YOUR INSTRUCTIONS: Across the listing below, how many lines hold "элементов"? Reply with the number by itself.

Collected data:
## begin
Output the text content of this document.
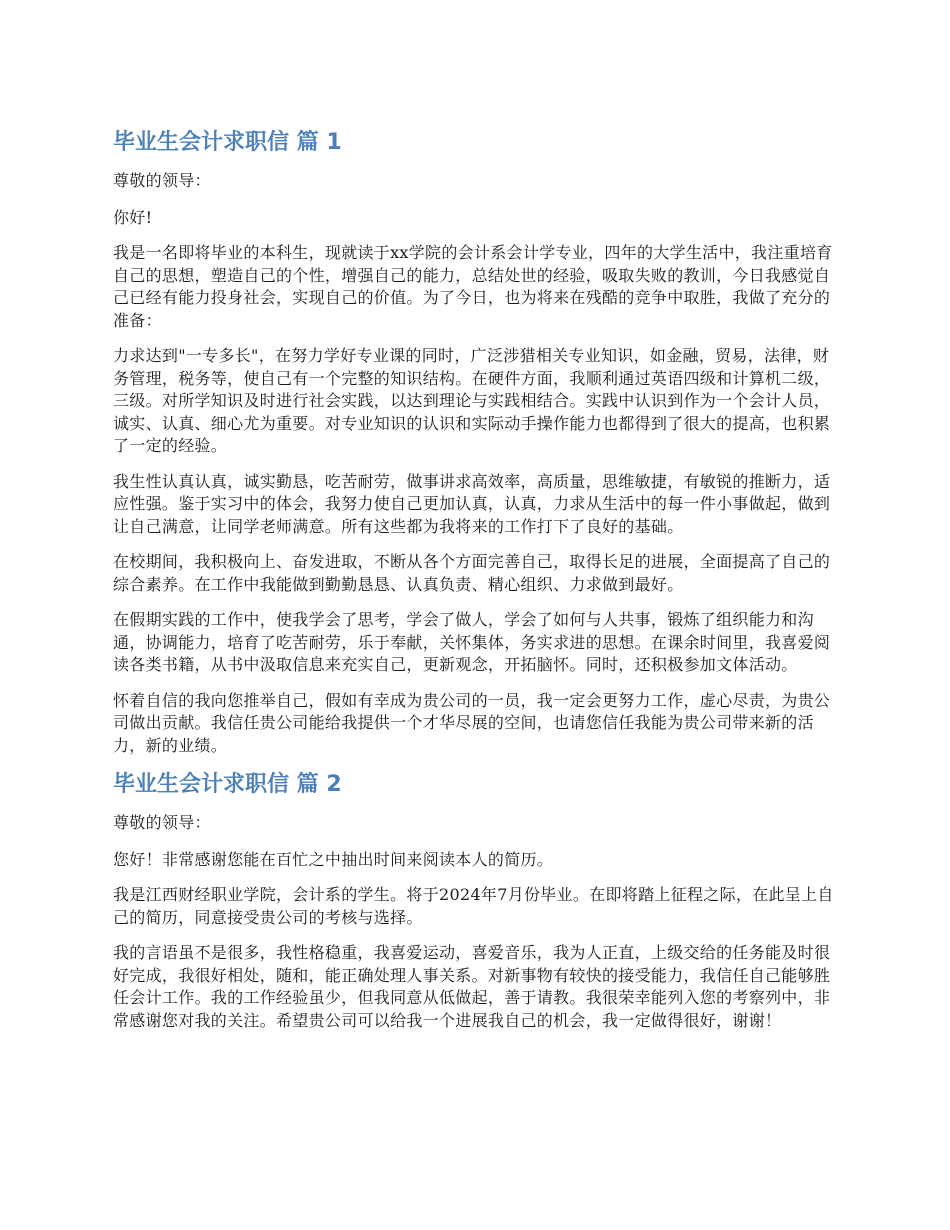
毕业生会计求职信 篇 1

尊敬的领导：

你好!

我是一名即将毕业的本科生，现就读于xx学院的会计系会计学专业，四年的大学生活中，我注重培育自己的思想，塑造自己的个性，增强自己的能力，总结处世的经验，吸取失败的教训，今日我感觉自己已经有能力投身社会，实现自己的价值。为了今日，也为将来在残酷的竞争中取胜，我做了充分的准备：

力求达到"一专多长"，在努力学好专业课的同时，广泛涉猎相关专业知识，如金融，贸易，法律，财务管理，税务等，使自己有一个完整的知识结构。在硬件方面，我顺利通过英语四级和计算机二级，三级。对所学知识及时进行社会实践，以达到理论与实践相结合。实践中认识到作为一个会计人员，诚实、认真、细心尤为重要。对专业知识的认识和实际动手操作能力也都得到了很大的提高，也积累了一定的经验。

我生性认真认真，诚实勤恳，吃苦耐劳，做事讲求高效率，高质量，思维敏捷，有敏锐的推断力，适应性强。鉴于实习中的体会，我努力使自己更加认真，认真，力求从生活中的每一件小事做起，做到让自己满意，让同学老师满意。所有这些都为我将来的工作打下了良好的基础。

在校期间，我积极向上、奋发进取，不断从各个方面完善自己，取得长足的进展，全面提高了自己的综合素养。在工作中我能做到勤勤恳恳、认真负责、精心组织、力求做到最好。

在假期实践的工作中，使我学会了思考，学会了做人，学会了如何与人共事，锻炼了组织能力和沟通，协调能力，培育了吃苦耐劳，乐于奉献，关怀集体，务实求进的思想。在课余时间里，我喜爱阅读各类书籍，从书中汲取信息来充实自己，更新观念，开拓脑怀。同时，还积极参加文体活动。

怀着自信的我向您推举自己，假如有幸成为贵公司的一员，我一定会更努力工作，虚心尽责，为贵公司做出贡献。我信任贵公司能给我提供一个才华尽展的空间，也请您信任我能为贵公司带来新的活力，新的业绩。

毕业生会计求职信 篇 2

尊敬的领导：

您好！非常感谢您能在百忙之中抽出时间来阅读本人的简历。

我是江西财经职业学院，会计系的学生。将于2024年7月份毕业。在即将踏上征程之际，在此呈上自己的简历，同意接受贵公司的考核与选择。

我的言语虽不是很多，我性格稳重，我喜爱运动，喜爱音乐，我为人正直，上级交给的任务能及时很好完成，我很好相处，随和，能正确处理人事关系。对新事物有较快的接受能力，我信任自己能够胜任会计工作。我的工作经验虽少，但我同意从低做起，善于请教。我很荣幸能列入您的考察列中，非常感谢您对我的关注。希望贵公司可以给我一个进展我自己的机会，我一定做得很好，谢谢！
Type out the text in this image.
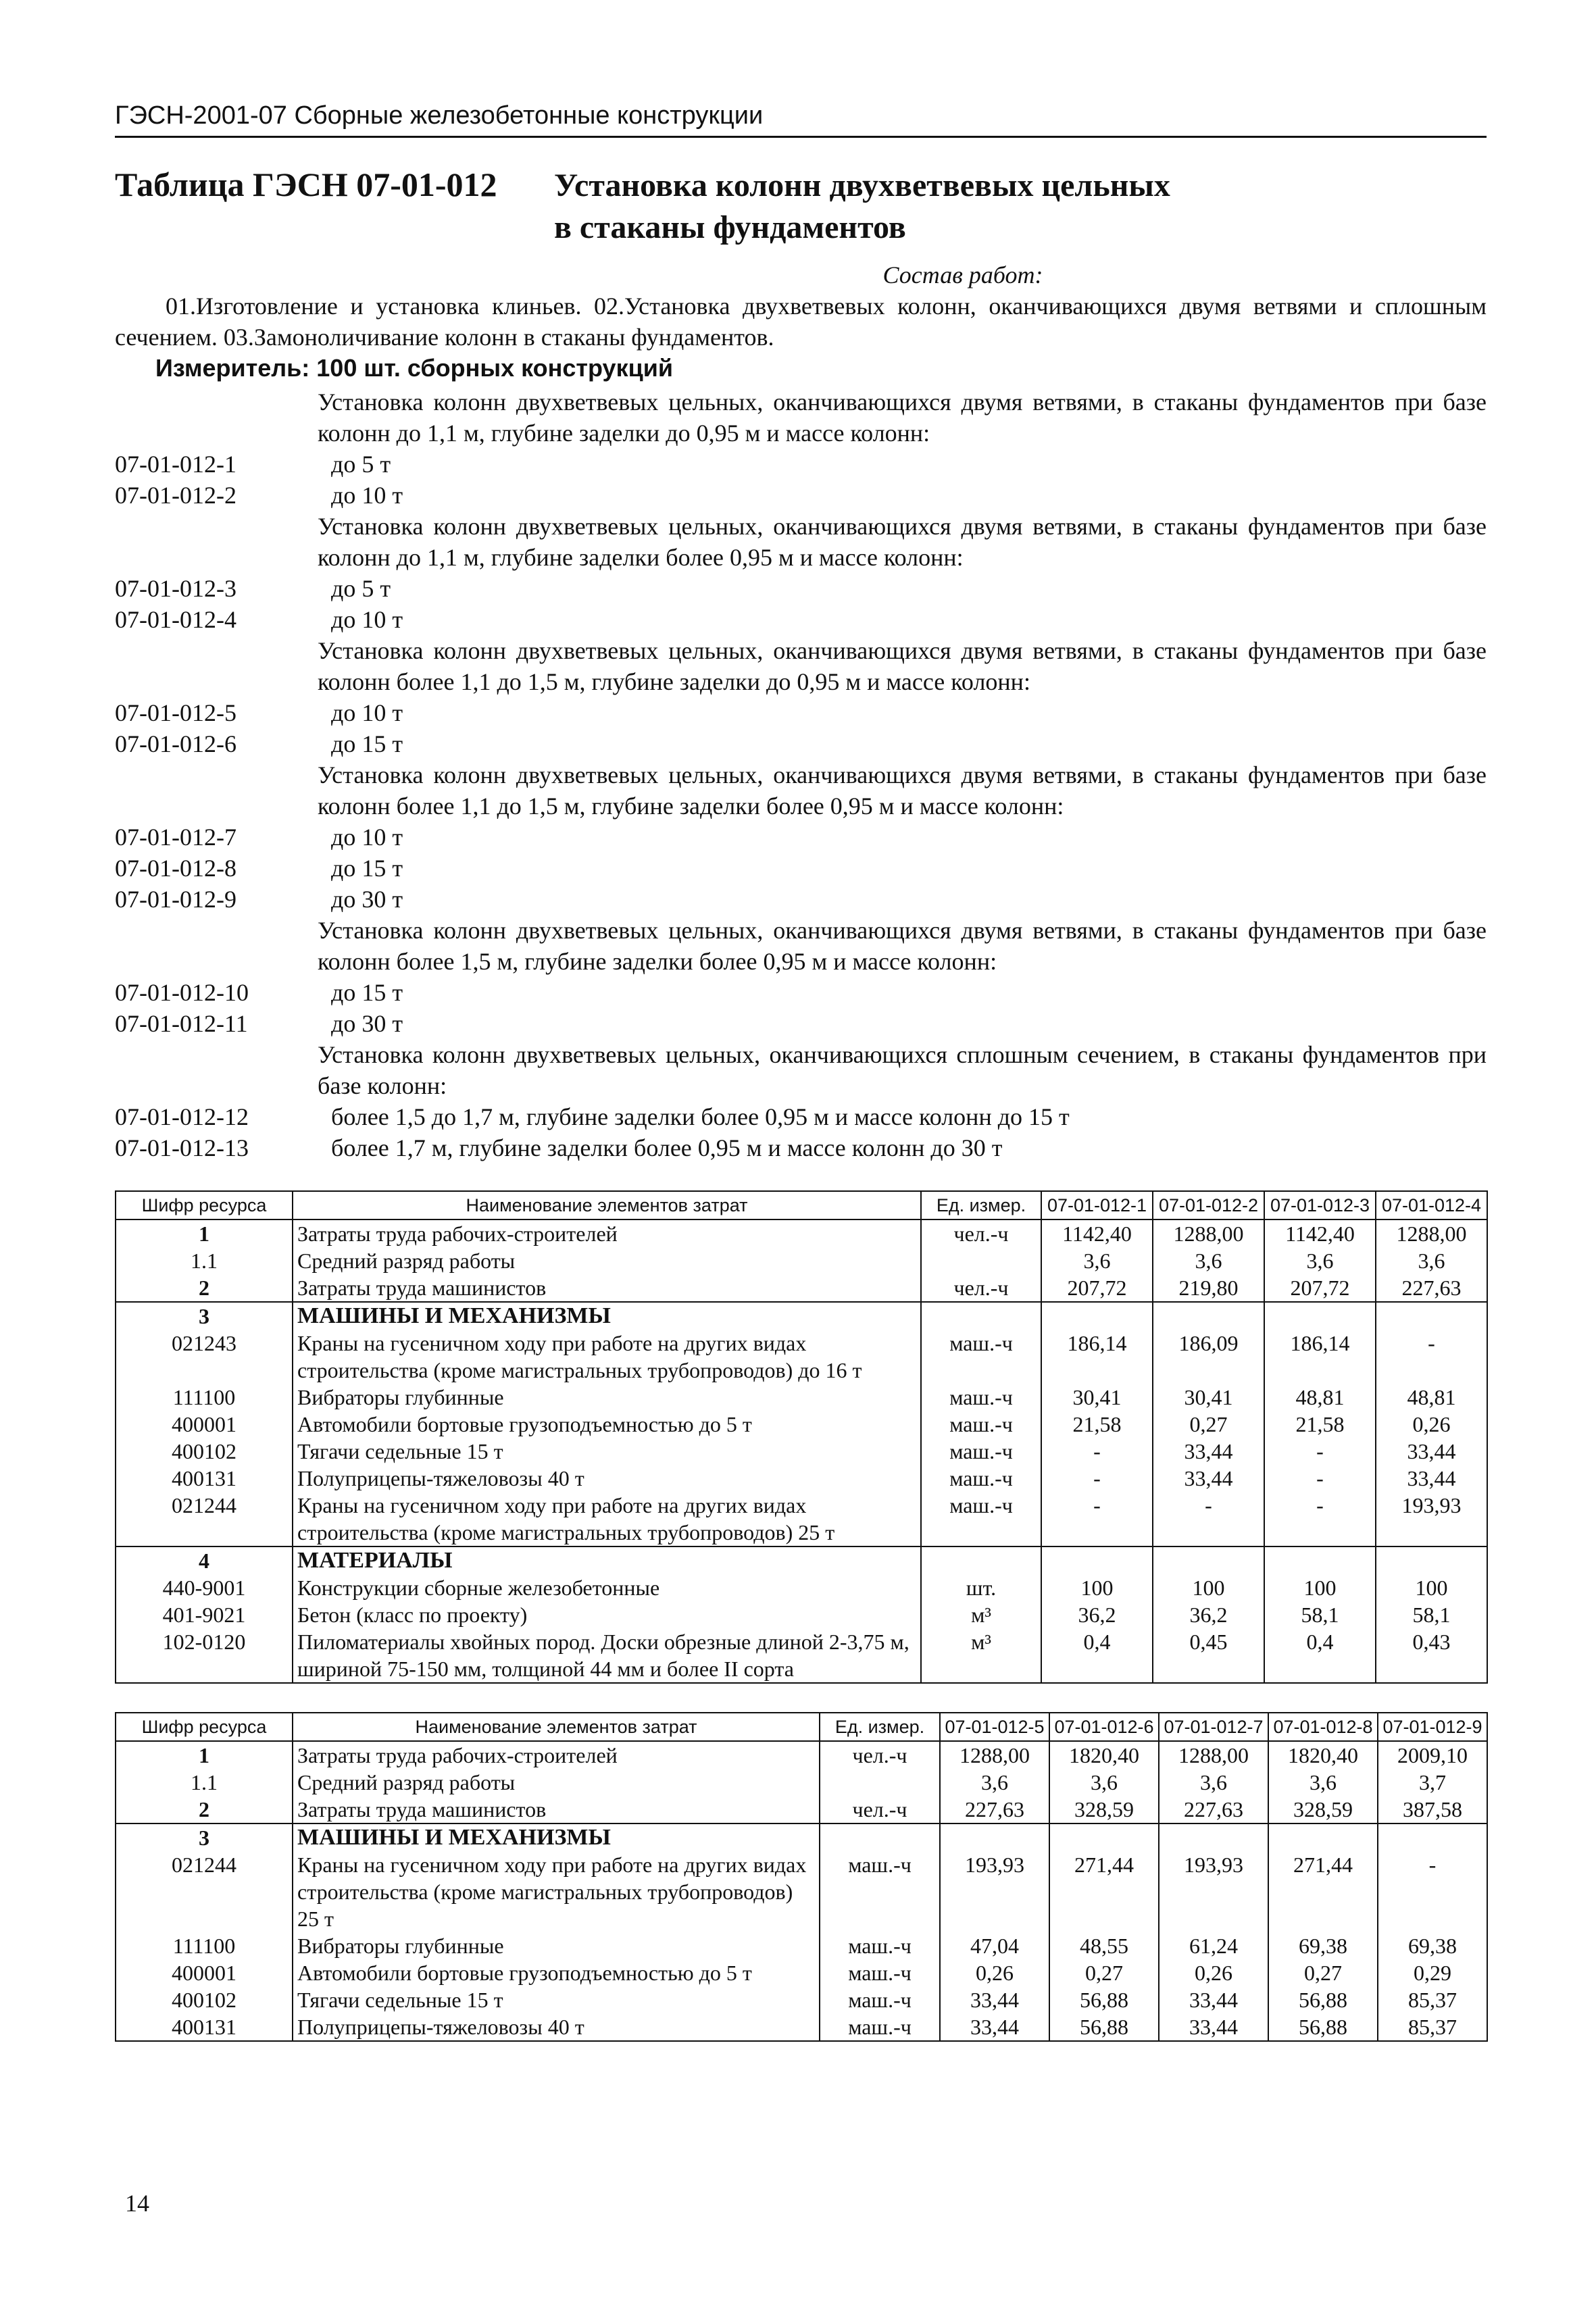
ГЭСН-2001-07 Сборные железобетонные конструкции
Таблица ГЭСН 07-01-012	Установка колонн двухветвевых цельных
в стаканы фундаментов
Состав работ:
01.Изготовление и установка клиньев. 02.Установка двухветвевых колонн, оканчивающихся двумя ветвями и сплошным сечением. 03.Замоноличивание колонн в стаканы фундаментов.
Измеритель: 100 шт. сборных конструкций
Установка колонн двухветвевых цельных, оканчивающихся двумя ветвями, в стаканы фундаментов при базе колонн до 1,1 м, глубине заделки до 0,95 м и массе колонн:
07-01-012-1	до 5 т
07-01-012-2	до 10 т
Установка колонн двухветвевых цельных, оканчивающихся двумя ветвями, в стаканы фундаментов при базе колонн до 1,1 м, глубине заделки более 0,95 м и массе колонн:
07-01-012-3	до 5 т
07-01-012-4	до 10 т
Установка колонн двухветвевых цельных, оканчивающихся двумя ветвями, в стаканы фундаментов при базе колонн более 1,1 до 1,5 м, глубине заделки до 0,95 м и массе колонн:
07-01-012-5	до 10 т
07-01-012-6	до 15 т
Установка колонн двухветвевых цельных, оканчивающихся двумя ветвями, в стаканы фундаментов при базе колонн более 1,1 до 1,5 м, глубине заделки более 0,95 м и массе колонн:
07-01-012-7	до 10 т
07-01-012-8	до 15 т
07-01-012-9	до 30 т
Установка колонн двухветвевых цельных, оканчивающихся двумя ветвями, в стаканы фундаментов при базе колонн более 1,5 м, глубине заделки более 0,95 м и массе колонн:
07-01-012-10	до 15 т
07-01-012-11	до 30 т
Установка колонн двухветвевых цельных, оканчивающихся сплошным сечением, в стаканы фундаментов при базе колонн:
07-01-012-12	более 1,5 до 1,7 м, глубине заделки более 0,95 м и массе колонн до 15 т
07-01-012-13	более 1,7 м, глубине заделки более 0,95 м и массе колонн до 30 т
Шифр ресурса	Наименование элементов затрат	Ед. измер.	07-01-012-1	07-01-012-2	07-01-012-3	07-01-012-4
1	Затраты труда рабочих-строителей	чел.-ч	1142,40	1288,00	1142,40	1288,00
1.1	Средний разряд работы		3,6	3,6	3,6	3,6
2	Затраты труда машинистов	чел.-ч	207,72	219,80	207,72	227,63
3	МАШИНЫ И МЕХАНИЗМЫ					
021243	Краны на гусеничном ходу при работе на других видах строительства (кроме магистральных трубопроводов) до 16 т	маш.-ч	186,14	186,09	186,14	-
111100	Вибраторы глубинные	маш.-ч	30,41	30,41	48,81	48,81
400001	Автомобили бортовые грузоподъемностью до 5 т	маш.-ч	21,58	0,27	21,58	0,26
400102	Тягачи седельные 15 т	маш.-ч	-	33,44	-	33,44
400131	Полуприцепы-тяжеловозы 40 т	маш.-ч	-	33,44	-	33,44
021244	Краны на гусеничном ходу при работе на других видах строительства (кроме магистральных трубопроводов) 25 т	маш.-ч	-	-	-	193,93
4	МАТЕРИАЛЫ					
440-9001	Конструкции сборные железобетонные	шт.	100	100	100	100
401-9021	Бетон (класс по проекту)	м³	36,2	36,2	58,1	58,1
102-0120	Пиломатериалы хвойных пород. Доски обрезные длиной 2-3,75 м, шириной 75-150 мм, толщиной 44 мм и более II сорта	м³	0,4	0,45	0,4	0,43
Шифр ресурса	Наименование элементов затрат	Ед. измер.	07-01-012-5	07-01-012-6	07-01-012-7	07-01-012-8	07-01-012-9
1	Затраты труда рабочих-строителей	чел.-ч	1288,00	1820,40	1288,00	1820,40	2009,10
1.1	Средний разряд работы		3,6	3,6	3,6	3,6	3,7
2	Затраты труда машинистов	чел.-ч	227,63	328,59	227,63	328,59	387,58
3	МАШИНЫ И МЕХАНИЗМЫ						
021244	Краны на гусеничном ходу при работе на других видах строительства (кроме магистральных трубопроводов) 25 т	маш.-ч	193,93	271,44	193,93	271,44	-
111100	Вибраторы глубинные	маш.-ч	47,04	48,55	61,24	69,38	69,38
400001	Автомобили бортовые грузоподъемностью до 5 т	маш.-ч	0,26	0,27	0,26	0,27	0,29
400102	Тягачи седельные 15 т	маш.-ч	33,44	56,88	33,44	56,88	85,37
400131	Полуприцепы-тяжеловозы 40 т	маш.-ч	33,44	56,88	33,44	56,88	85,37
14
## end
COMPLETED TASK: 2